### [What is being asked]
Only the pictures are left out: repeat the rest of the entries exactly.

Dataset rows
· · · · · · ·

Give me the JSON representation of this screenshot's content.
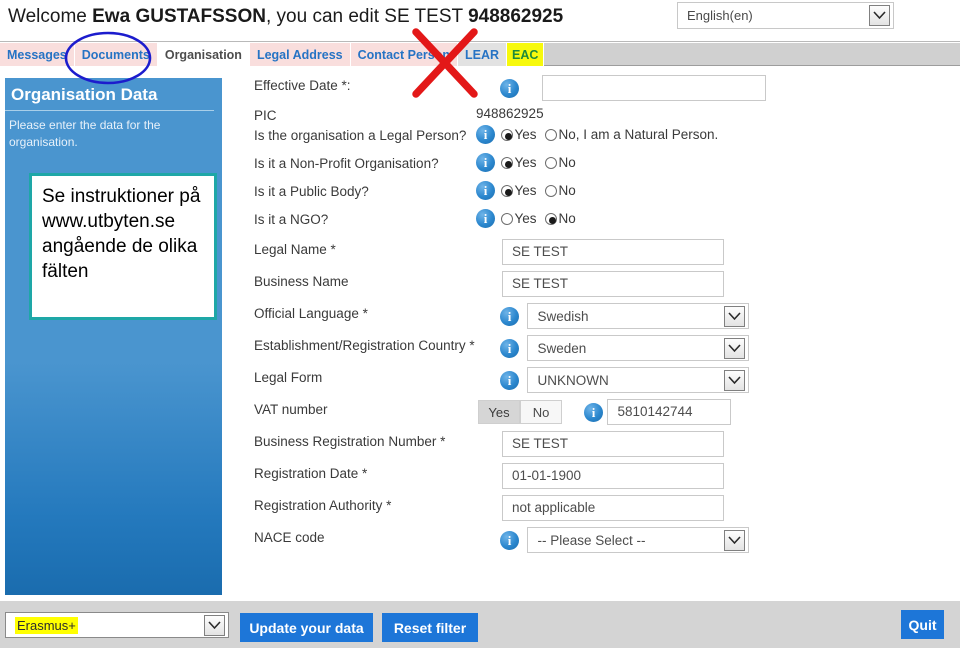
{
  "header": {
    "welcome_prefix": "Welcome ",
    "user_first": "Ewa",
    "user_last": "GUSTAFSSON",
    "welcome_middle": ", you can edit SE TEST ",
    "pic_number": "948862925",
    "language": "English(en)"
  },
  "tabs": [
    {
      "label": "Messages",
      "state": "inactive"
    },
    {
      "label": "Documents",
      "state": "inactive"
    },
    {
      "label": "Organisation",
      "state": "active"
    },
    {
      "label": "Legal Address",
      "state": "inactive"
    },
    {
      "label": "Contact Person",
      "state": "inactive"
    },
    {
      "label": "LEAR",
      "state": "plain"
    },
    {
      "label": "EAC",
      "state": "highlight"
    }
  ],
  "sidebar": {
    "title": "Organisation Data",
    "description": "Please enter the data for the organisation.",
    "note": "Se instruktioner på www.utbyten.se angående de olika fälten"
  },
  "form": {
    "rows": [
      {
        "label": "Effective Date *:",
        "info": true,
        "type": "text",
        "value": ""
      },
      {
        "label": "PIC",
        "info": false,
        "type": "static",
        "value": "948862925"
      },
      {
        "label": "Is the organisation a Legal Person?",
        "info": true,
        "type": "radio",
        "options": [
          "Yes",
          "No, I am a Natural Person."
        ],
        "selected": 0
      },
      {
        "label": "Is it a Non-Profit Organisation?",
        "info": true,
        "type": "radio",
        "options": [
          "Yes",
          "No"
        ],
        "selected": 0
      },
      {
        "label": "Is it a Public Body?",
        "info": true,
        "type": "radio",
        "options": [
          "Yes",
          "No"
        ],
        "selected": 0
      },
      {
        "label": "Is it a NGO?",
        "info": true,
        "type": "radio",
        "options": [
          "Yes",
          "No"
        ],
        "selected": 1
      },
      {
        "label": "Legal Name *",
        "info": false,
        "type": "text",
        "value": "SE TEST"
      },
      {
        "label": "Business Name",
        "info": false,
        "type": "text",
        "value": "SE TEST"
      },
      {
        "label": "Official Language *",
        "info": true,
        "type": "select",
        "value": "Swedish"
      },
      {
        "label": "Establishment/Registration Country *",
        "info": true,
        "type": "select",
        "value": "Sweden"
      },
      {
        "label": "Legal Form",
        "info": true,
        "type": "select",
        "value": "UNKNOWN"
      },
      {
        "label": "VAT number",
        "info": true,
        "type": "toggle",
        "options": [
          "Yes",
          "No"
        ],
        "selected": 0,
        "value": "5810142744"
      },
      {
        "label": "Business Registration Number *",
        "info": false,
        "type": "text",
        "value": "SE TEST"
      },
      {
        "label": "Registration Date *",
        "info": false,
        "type": "text",
        "value": "01-01-1900"
      },
      {
        "label": "Registration Authority *",
        "info": false,
        "type": "text",
        "value": "not applicable"
      },
      {
        "label": "NACE code",
        "info": true,
        "type": "select",
        "value": "-- Please Select --"
      }
    ],
    "info_glyph": "i"
  },
  "footer": {
    "programme": "Erasmus+",
    "update_label": "Update your data",
    "reset_label": "Reset filter",
    "quit_label": "Quit"
  },
  "annotations": {
    "circle_color": "#1c1ccd",
    "x_color": "#e31818",
    "highlight_color": "#ffff00"
  }
}
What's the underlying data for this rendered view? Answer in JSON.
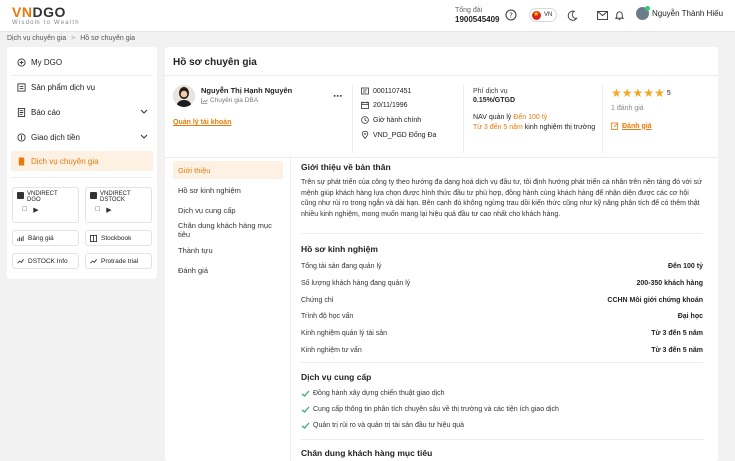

· · · · · · ·

### [Solution to the exercise]
Give me the JSON representation of this screenshot's content.
{
  "header": {
    "welcome_prefix": "Welcome ",
    "user_first": "Ewa",
    "user_last": "GUSTAFSSON",
    "welcome_middle": ", you can edit SE TEST ",
    "pic_number": "948862925",
    "language": "English(en)"
  },
  "tabs": [
    {
      "label": "Messages",
      "state": "inactive"
    },
    {
      "label": "Documents",
      "state": "inactive"
    },
    {
      "label": "Organisation",
      "state": "active"
    },
    {
      "label": "Legal Address",
      "state": "inactive"
    },
    {
      "label": "Contact Person",
      "state": "inactive"
    },
    {
      "label": "LEAR",
      "state": "plain"
    },
    {
      "label": "EAC",
      "state": "highlight"
    }
  ],
  "sidebar": {
    "title": "Organisation Data",
    "description": "Please enter the data for the organisation.",
    "note": "Se instruktioner på www.utbyten.se angående de olika fälten"
  },
  "form": {
    "rows": [
      {
        "label": "Effective Date *:",
        "info": true,
        "type": "text",
        "value": ""
      },
      {
        "label": "PIC",
        "info": false,
        "type": "static",
        "value": "948862925"
      },
      {
        "label": "Is the organisation a Legal Person?",
        "info": true,
        "type": "radio",
        "options": [
          "Yes",
          "No, I am a Natural Person."
        ],
        "selected": 0
      },
      {
        "label": "Is it a Non-Profit Organisation?",
        "info": true,
        "type": "radio",
        "options": [
          "Yes",
          "No"
        ],
        "selected": 0
      },
      {
        "label": "Is it a Public Body?",
        "info": true,
        "type": "radio",
        "options": [
          "Yes",
          "No"
        ],
        "selected": 0
      },
      {
        "label": "Is it a NGO?",
        "info": true,
        "type": "radio",
        "options": [
          "Yes",
          "No"
        ],
        "selected": 1
      },
      {
        "label": "Legal Name *",
        "info": false,
        "type": "text",
        "value": "SE TEST"
      },
      {
        "label": "Business Name",
        "info": false,
        "type": "text",
        "value": "SE TEST"
      },
      {
        "label": "Official Language *",
        "info": true,
        "type": "select",
        "value": "Swedish"
      },
      {
        "label": "Establishment/Registration Country *",
        "info": true,
        "type": "select",
        "value": "Sweden"
      },
      {
        "label": "Legal Form",
        "info": true,
        "type": "select",
        "value": "UNKNOWN"
      },
      {
        "label": "VAT number",
        "info": true,
        "type": "toggle",
        "options": [
          "Yes",
          "No"
        ],
        "selected": 0,
        "value": "5810142744"
      },
      {
        "label": "Business Registration Number *",
        "info": false,
        "type": "text",
        "value": "SE TEST"
      },
      {
        "label": "Registration Date *",
        "info": false,
        "type": "text",
        "value": "01-01-1900"
      },
      {
        "label": "Registration Authority *",
        "info": false,
        "type": "text",
        "value": "not applicable"
      },
      {
        "label": "NACE code",
        "info": true,
        "type": "select",
        "value": "-- Please Select --"
      }
    ],
    "info_glyph": "i"
  },
  "footer": {
    "programme": "Erasmus+",
    "update_label": "Update your data",
    "reset_label": "Reset filter",
    "quit_label": "Quit"
  },
  "annotations": {
    "circle_color": "#1c1ccd",
    "x_color": "#e31818",
    "highlight_color": "#ffff00"
  }
}
What's the underlying data for this rendered view? Answer in JSON.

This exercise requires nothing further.